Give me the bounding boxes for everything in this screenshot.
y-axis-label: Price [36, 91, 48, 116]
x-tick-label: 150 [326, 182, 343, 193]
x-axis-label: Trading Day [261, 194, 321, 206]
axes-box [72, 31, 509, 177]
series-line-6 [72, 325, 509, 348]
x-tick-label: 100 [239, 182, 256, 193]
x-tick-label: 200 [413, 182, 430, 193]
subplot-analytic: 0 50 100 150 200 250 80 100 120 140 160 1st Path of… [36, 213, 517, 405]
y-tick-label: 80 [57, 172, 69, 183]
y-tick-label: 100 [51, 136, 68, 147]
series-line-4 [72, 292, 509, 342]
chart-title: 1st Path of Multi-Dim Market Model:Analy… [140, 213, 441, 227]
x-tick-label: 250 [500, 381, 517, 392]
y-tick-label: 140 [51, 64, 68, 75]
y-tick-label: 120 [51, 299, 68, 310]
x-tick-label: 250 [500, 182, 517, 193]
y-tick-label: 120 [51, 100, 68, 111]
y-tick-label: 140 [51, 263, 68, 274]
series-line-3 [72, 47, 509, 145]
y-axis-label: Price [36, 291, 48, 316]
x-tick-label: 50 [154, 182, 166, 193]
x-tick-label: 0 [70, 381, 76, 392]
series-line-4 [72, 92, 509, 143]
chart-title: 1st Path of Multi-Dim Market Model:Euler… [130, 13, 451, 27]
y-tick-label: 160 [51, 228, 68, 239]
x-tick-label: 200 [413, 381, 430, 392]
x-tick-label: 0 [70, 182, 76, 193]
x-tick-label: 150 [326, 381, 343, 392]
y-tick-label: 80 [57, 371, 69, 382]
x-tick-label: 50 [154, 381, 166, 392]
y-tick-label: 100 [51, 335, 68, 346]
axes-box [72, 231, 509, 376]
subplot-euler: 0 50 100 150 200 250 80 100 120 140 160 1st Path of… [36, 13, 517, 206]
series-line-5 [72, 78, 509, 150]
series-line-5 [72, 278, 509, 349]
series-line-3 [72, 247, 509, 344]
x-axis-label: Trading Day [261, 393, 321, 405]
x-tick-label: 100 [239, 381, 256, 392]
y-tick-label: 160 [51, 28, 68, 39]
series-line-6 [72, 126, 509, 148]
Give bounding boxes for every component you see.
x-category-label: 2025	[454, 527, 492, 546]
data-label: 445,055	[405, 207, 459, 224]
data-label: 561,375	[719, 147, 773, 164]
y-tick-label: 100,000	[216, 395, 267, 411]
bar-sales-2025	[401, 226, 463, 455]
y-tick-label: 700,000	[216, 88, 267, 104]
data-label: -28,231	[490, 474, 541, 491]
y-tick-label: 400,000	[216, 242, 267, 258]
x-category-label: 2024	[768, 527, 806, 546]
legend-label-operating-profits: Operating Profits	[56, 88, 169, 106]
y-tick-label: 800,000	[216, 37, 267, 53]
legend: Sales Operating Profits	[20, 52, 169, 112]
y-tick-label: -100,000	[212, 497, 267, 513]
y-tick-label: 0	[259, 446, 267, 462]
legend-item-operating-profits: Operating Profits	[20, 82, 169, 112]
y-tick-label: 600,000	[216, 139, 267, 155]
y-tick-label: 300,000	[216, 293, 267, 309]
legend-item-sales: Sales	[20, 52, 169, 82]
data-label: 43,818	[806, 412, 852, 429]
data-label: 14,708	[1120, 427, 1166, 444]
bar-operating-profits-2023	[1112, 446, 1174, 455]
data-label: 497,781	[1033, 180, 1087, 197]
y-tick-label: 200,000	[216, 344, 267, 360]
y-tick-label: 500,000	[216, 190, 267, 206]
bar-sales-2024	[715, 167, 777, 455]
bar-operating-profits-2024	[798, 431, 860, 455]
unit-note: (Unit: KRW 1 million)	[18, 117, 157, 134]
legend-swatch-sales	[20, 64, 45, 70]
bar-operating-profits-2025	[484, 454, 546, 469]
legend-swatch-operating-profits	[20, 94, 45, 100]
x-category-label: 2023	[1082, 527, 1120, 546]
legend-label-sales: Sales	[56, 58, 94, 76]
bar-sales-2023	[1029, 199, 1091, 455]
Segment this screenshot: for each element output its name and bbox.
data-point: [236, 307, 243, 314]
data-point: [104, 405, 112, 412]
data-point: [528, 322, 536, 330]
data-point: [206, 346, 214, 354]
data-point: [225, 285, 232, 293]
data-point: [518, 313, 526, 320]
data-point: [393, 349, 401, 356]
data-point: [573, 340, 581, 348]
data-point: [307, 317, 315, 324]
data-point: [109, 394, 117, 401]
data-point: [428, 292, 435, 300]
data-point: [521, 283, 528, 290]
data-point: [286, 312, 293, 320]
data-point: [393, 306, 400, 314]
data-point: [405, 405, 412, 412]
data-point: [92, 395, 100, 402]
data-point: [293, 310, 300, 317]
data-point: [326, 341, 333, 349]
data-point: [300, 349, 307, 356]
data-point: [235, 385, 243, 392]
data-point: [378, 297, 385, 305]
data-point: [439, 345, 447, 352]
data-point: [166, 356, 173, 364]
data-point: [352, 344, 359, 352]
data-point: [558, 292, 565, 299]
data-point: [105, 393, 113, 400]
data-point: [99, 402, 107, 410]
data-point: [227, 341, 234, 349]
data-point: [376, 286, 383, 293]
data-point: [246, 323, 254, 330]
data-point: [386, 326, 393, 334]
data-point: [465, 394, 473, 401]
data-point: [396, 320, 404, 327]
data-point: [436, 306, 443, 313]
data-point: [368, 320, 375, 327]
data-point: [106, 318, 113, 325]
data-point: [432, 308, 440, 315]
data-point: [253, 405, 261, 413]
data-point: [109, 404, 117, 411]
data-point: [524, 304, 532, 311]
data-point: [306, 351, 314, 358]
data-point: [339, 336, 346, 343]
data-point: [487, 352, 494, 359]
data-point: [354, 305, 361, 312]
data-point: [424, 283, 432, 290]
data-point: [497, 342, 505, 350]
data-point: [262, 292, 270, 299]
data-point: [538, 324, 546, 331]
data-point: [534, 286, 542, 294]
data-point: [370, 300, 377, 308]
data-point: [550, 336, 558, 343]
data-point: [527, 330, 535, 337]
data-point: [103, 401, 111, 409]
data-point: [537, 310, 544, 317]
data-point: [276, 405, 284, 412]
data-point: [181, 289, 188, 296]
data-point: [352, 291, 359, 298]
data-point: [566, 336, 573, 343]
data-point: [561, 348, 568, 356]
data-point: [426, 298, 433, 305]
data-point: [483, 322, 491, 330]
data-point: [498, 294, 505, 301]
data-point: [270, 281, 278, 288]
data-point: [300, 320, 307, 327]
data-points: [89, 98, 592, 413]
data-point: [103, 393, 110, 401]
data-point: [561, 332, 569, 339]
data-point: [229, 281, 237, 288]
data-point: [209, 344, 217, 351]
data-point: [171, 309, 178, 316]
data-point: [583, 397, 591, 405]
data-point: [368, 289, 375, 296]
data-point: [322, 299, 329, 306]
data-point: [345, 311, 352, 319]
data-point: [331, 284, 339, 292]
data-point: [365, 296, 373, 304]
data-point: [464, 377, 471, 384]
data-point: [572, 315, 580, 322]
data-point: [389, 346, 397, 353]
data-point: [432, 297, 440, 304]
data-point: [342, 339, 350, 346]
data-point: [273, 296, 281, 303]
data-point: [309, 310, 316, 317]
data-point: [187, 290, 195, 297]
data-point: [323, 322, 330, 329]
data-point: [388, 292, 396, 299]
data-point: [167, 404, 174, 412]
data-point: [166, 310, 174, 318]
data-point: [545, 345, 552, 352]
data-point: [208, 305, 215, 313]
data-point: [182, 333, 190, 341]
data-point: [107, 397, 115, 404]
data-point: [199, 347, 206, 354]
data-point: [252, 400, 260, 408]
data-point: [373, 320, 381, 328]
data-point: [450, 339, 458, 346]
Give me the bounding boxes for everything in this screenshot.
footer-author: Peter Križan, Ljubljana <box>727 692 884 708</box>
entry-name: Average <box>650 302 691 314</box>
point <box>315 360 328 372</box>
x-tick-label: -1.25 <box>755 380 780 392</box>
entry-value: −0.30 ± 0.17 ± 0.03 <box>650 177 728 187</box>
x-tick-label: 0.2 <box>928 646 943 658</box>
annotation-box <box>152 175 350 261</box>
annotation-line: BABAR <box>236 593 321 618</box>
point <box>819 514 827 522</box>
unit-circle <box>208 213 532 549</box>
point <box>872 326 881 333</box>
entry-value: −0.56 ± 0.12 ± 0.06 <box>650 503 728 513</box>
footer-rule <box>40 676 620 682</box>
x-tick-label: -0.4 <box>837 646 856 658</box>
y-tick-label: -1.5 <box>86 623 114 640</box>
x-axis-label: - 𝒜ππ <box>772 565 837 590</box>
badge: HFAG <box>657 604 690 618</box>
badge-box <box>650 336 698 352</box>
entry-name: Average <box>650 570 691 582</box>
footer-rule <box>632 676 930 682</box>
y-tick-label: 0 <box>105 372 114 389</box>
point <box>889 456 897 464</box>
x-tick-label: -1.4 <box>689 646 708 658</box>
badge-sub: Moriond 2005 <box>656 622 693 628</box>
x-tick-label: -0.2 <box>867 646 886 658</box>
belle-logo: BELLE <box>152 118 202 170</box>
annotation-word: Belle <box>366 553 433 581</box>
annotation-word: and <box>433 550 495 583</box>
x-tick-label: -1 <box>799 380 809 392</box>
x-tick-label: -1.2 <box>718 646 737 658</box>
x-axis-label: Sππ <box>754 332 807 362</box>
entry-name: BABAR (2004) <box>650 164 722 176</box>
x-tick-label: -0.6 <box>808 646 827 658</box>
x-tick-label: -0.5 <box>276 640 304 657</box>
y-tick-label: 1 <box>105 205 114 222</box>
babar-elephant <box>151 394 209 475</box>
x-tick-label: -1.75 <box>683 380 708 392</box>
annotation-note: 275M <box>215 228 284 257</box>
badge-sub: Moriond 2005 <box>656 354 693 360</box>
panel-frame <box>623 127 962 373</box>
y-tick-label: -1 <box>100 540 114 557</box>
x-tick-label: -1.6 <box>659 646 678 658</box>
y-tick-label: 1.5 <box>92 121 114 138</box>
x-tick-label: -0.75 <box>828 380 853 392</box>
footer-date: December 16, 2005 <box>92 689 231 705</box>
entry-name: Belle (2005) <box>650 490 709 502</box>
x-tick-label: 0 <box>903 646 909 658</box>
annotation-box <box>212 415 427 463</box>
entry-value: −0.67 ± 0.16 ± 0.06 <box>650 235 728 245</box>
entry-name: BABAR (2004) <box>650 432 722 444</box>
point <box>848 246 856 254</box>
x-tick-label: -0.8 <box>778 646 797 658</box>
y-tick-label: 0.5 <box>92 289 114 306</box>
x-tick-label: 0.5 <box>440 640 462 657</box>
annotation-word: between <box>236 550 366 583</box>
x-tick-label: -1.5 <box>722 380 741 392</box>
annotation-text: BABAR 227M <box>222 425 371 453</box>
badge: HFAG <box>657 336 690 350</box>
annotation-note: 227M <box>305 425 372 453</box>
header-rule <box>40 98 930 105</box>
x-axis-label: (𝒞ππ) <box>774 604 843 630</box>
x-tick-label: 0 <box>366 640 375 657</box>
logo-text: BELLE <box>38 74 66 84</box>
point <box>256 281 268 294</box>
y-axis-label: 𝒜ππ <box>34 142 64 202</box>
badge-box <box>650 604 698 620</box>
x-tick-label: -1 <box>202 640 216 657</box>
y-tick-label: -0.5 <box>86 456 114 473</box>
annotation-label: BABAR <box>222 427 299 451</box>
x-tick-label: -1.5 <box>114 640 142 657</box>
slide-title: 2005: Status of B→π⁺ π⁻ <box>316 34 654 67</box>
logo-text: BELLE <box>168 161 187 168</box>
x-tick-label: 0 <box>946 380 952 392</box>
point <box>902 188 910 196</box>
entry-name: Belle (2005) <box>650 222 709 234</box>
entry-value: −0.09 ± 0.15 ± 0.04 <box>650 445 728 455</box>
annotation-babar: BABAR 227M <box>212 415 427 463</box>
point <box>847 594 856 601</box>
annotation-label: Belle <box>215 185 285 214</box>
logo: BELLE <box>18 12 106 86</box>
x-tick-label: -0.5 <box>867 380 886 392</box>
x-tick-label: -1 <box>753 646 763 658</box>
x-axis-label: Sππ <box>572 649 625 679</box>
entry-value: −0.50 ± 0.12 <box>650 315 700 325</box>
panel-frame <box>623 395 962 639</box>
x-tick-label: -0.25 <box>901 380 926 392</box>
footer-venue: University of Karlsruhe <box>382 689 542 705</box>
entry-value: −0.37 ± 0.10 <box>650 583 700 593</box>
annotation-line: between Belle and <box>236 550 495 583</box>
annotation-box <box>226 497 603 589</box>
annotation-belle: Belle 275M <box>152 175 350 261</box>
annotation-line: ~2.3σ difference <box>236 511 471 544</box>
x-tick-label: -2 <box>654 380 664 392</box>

**WHAT IS EXPECTED:** Please count the lines of the listing above that contain the string "note", and give only that number.

**FINAL RESULT:** 3